** Requirements **
(A) Answer each question from the account of sending email by radio from a camper:
(i) How many gas bottles are taken from Holland, and what does each weigh?
(ii) How many meters of wire does the "email antenna" use in all?
(iii) At what time did the connection stop while the camper was in Benicassim?
(B) Write the next part of the account of sending email by radio from a camper, picking up after its final sentence.

** Text to read **
----
14/03/2006
Distance does matter a lot.
We are moving back from our winter residence in Spain to the home base
in the Netherlands. At this time of the year we are moving from camp
site to campsite, as we need electricity for the heating. We use the gas
only for cooking, and although the size and shape of bananas is strictly
regulated within the European Community, they have not been able to
standardize the GAS BOTTLE. That means we take 2 full 11 kg bottles with
us from Holland, and they have to last until we come back.
First thing I do as soon as the electricity is connected to the camper
is to put up the "email antenna". It consists of a telescoping carbon
fishing rod and 10 meters of wire. About 7 meters of wire is wound very
loosely around the extended fishing rod, which is then put on 20 cm of
steel pipe. The rest of the wire is pulled to the front of the camper,
making it sort of an inverted L antenna. Inside, the wire is tuned with
a manual T-filter tuner.
While we were still in Benicassim, 2500 km from the server, I could
connect to the internet all through the day on 30 meters with S6/7
signals, it stopped abruptly at 22:00 UTC. The connections were
characterized by deep QSB, caused by multipath propagation. Of course
pskmail handles qsb easily, but it does slow down the data transfer as
blocks hit by qsb under the noise level have to be repeated, and block
size is automatically reduced so overhead is increased...
Here in a camp site north of Limoges, (must be a distance of some 1600
km from Stockholm), there is no sign of multipath. The server is a
stable S8/9, just like a ground wave connection. And this is 20:00 UTC.
----
** Dataset content **
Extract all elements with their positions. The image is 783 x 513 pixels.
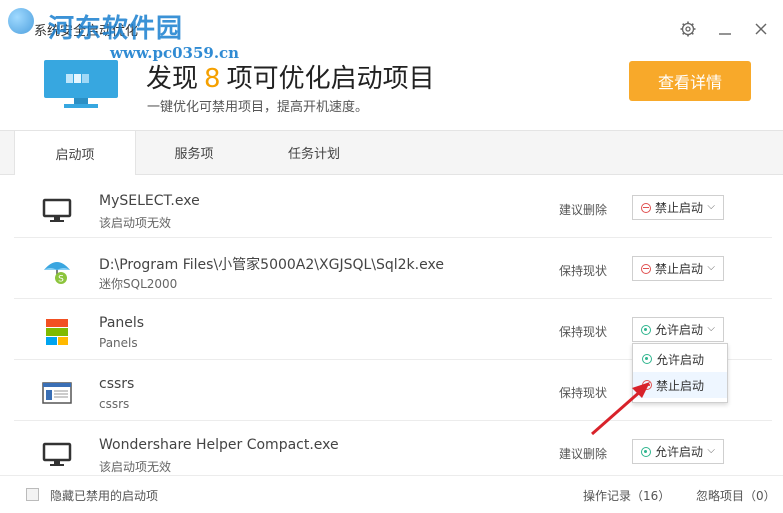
----
** Answers to each task **
(A)
(i) Two bottles, each 11 kg.
(ii) 10 meters.
(iii) 22:00 UTC.

(B)
It really is great fun to see block size going up to 64
characters/block. And also to work through the pactor traffic which
takes place on this frequency although we are in qso.
I cannot check the mid day conditions, as we are driving during that
time. I get the mail during breakfast, or while running for the fresh
bread in the morning, and I send the new posit after we arrive at the
next location.
Within 2 days we will be home, and I can start working on the servers
again through the remote connections via the internet... should think
about ssh via pskmail...
21:17 Permalink | Comments (0) | Email this
12/03/2006
Mobile again, direction North...
Today we hit the Autopista again. We drove from Benicassim to Sitges,
which is some 40 km SW of Barcelona. The camp site here if full, and we
have S7/8 noise on 30 meters. The afternoon session with pskmail did not
work, but at 9:00 the server is S8/9, enough to get the information
through. As the WX is bad on the next trajectory to France, we have
decided to stay for a while. Be it only to slowly get used to the lower
temperature (we have only +20 C here).
17:39 Permalink | Comments (0) | Email this
06/03/2006
New Freckles coming up any time soon?
Found this, thought you might be interested:
quote:
More intense solar storms predicted ahead
A new computer model predicts that the next solar cycle will be up to 50 percent stronger and begin a year later than expected, scientists say.
http://www.msnbc.msn.com/id/11701699/from/ET/
unquote.
23:48 Posted in contesting, PSK-mail development | Permalink | Comments (1) | Email this
04/03/2006
Beware of the typewriter
O.k., I will admit it. I lost quite some time today because of a well-known problem I should have recognized.
The thing is, I am doing my regular email via PSKmail, and one of the messages I wanted to post to digitalradio@yahoogroups.com just would not get through to the server, whatever I did... It was only a small message, but it just stuck there and repeated the same sentences every time. The server seemed completely deaf for it.
After trying 6 times (I am that type of person, just don't give up easily) I wrote a 2k test message and tried that. It went through like honey through a well oiled esophagus (if you know what that is).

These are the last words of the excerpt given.